----- MATERIALS PROVIDED
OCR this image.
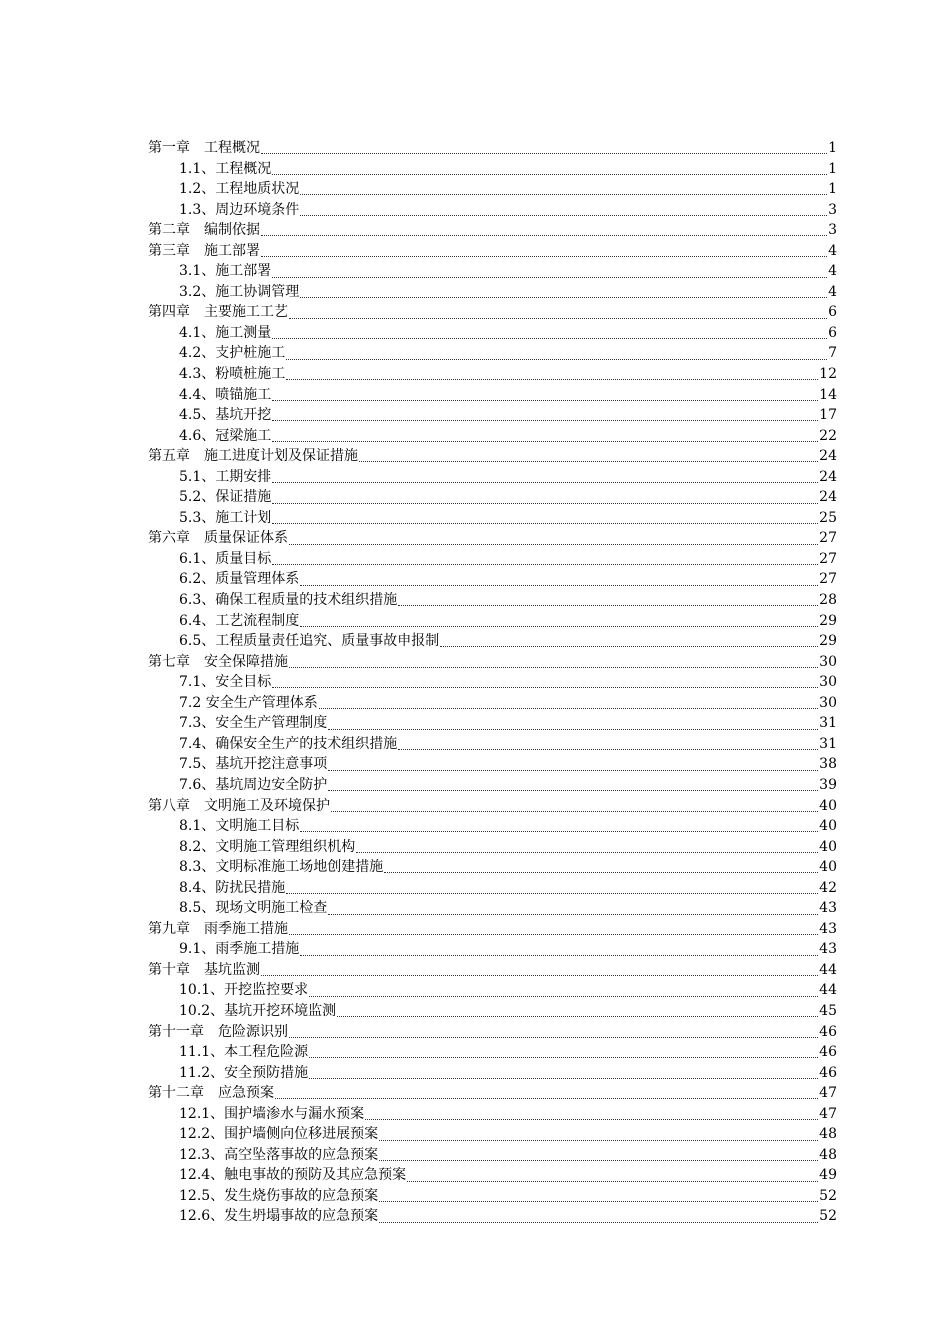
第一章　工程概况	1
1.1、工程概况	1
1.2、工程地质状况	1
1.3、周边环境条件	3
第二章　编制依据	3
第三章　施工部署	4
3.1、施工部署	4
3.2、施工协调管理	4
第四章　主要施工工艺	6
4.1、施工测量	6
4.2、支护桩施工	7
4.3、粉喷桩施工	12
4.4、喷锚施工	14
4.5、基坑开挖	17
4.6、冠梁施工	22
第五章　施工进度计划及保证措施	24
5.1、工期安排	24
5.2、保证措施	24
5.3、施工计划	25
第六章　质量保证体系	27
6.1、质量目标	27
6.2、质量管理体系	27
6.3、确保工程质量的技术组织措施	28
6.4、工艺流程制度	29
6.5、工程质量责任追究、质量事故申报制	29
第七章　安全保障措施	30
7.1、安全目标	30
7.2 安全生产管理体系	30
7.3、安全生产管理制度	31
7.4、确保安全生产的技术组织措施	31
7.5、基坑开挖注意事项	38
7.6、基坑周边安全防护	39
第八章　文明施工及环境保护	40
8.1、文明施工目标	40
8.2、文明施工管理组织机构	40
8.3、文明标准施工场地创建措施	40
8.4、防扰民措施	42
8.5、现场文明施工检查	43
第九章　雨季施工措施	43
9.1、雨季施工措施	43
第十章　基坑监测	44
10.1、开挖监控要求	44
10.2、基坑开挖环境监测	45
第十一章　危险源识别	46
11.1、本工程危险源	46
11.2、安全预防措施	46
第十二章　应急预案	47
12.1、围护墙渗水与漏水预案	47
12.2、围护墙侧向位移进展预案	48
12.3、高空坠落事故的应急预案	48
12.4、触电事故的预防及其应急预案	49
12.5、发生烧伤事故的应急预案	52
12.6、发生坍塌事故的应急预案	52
----------
----- MATERIALS PROVIDED
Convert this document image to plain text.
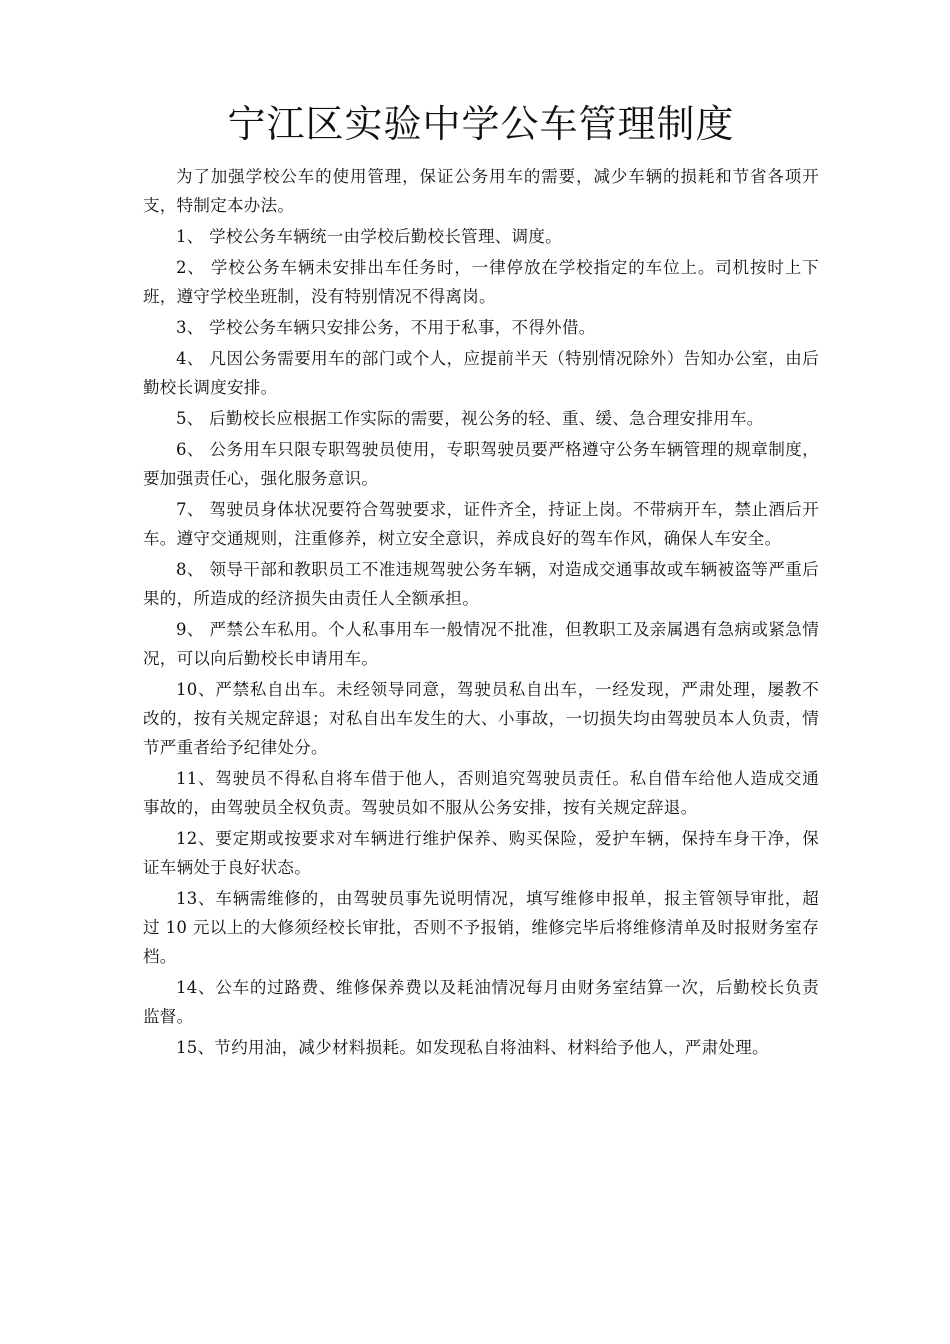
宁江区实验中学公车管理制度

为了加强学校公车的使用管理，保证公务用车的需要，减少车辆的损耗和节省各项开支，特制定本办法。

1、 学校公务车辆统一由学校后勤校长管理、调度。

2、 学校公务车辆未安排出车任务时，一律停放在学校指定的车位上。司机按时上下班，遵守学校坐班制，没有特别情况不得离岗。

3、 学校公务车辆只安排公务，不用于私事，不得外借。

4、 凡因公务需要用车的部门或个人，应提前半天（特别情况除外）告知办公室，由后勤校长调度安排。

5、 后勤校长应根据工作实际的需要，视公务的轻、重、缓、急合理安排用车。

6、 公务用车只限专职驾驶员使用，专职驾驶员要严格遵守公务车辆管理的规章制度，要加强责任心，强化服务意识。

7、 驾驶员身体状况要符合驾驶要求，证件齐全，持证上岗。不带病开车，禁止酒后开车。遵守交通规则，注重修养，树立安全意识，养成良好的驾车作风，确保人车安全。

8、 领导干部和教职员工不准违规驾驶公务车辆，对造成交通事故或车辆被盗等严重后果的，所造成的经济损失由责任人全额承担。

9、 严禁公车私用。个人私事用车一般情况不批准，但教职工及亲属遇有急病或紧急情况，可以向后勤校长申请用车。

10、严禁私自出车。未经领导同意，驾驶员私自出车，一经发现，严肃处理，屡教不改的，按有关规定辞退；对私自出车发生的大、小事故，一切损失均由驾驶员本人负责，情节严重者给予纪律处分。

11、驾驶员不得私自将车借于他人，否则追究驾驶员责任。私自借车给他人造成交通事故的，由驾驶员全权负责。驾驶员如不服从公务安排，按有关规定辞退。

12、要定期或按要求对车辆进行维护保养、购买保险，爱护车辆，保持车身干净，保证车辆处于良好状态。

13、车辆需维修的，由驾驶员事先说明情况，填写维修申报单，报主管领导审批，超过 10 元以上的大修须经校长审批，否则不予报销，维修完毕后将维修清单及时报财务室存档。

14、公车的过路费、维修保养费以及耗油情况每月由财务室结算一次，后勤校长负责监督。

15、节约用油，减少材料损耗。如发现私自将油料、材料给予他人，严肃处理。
----------
## [AIM]
What is the number of lines in the data that hold the word "按有关规定辞退"? Reply with that number and nothing else.

## [RESPONSE TO THE EXERCISE]
2